[Your goal]
Exactly reproduce the entries, dropping any pictures from your copy.

** Start Dataset rows **

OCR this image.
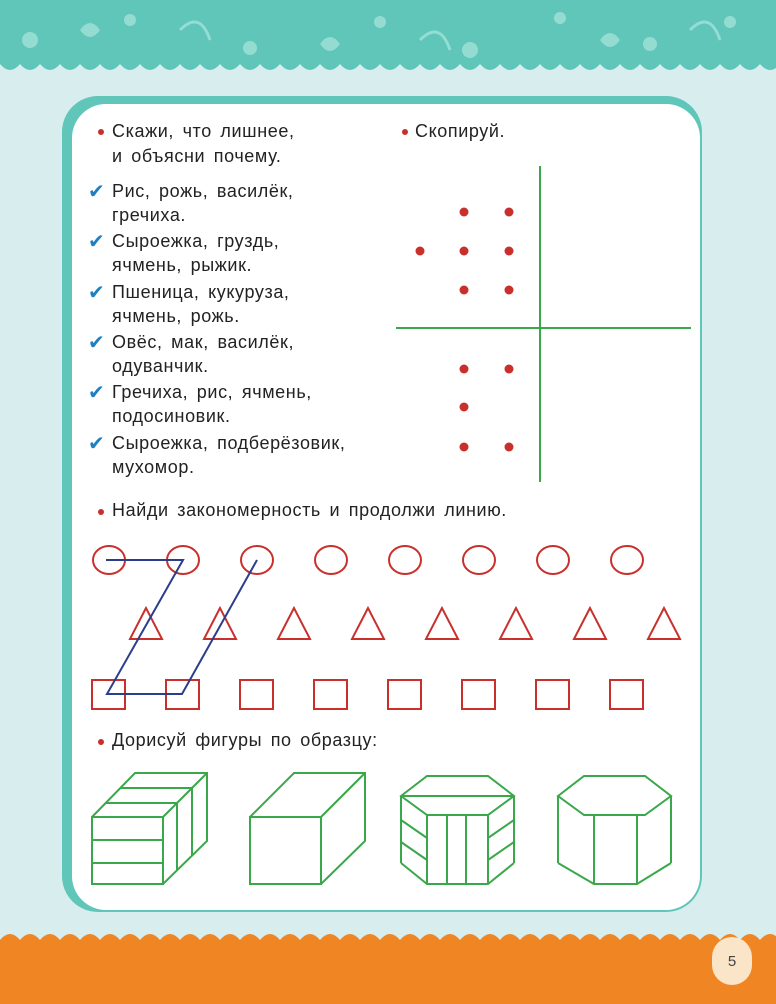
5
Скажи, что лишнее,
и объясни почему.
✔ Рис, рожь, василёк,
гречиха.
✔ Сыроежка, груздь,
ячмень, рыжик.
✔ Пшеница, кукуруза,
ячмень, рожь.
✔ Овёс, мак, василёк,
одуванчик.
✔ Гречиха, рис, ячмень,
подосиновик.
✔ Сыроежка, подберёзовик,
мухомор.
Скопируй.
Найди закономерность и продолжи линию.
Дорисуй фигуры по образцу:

** End Dataset rows **

[Full solution]
OCR this image.
5
Скажи, что лишнее,
и объясни почему.
✔ Рис, рожь, василёк,
гречиха.
✔ Сыроежка, груздь,
ячмень, рыжик.
✔ Пшеница, кукуруза,
ячмень, рожь.
✔ Овёс, мак, василёк,
одуванчик.
✔ Гречиха, рис, ячмень,
подосиновик.
✔ Сыроежка, подберёзовик,
мухомор.
Скопируй.
Найди закономерность и продолжи линию.
Дорисуй фигуры по образцу:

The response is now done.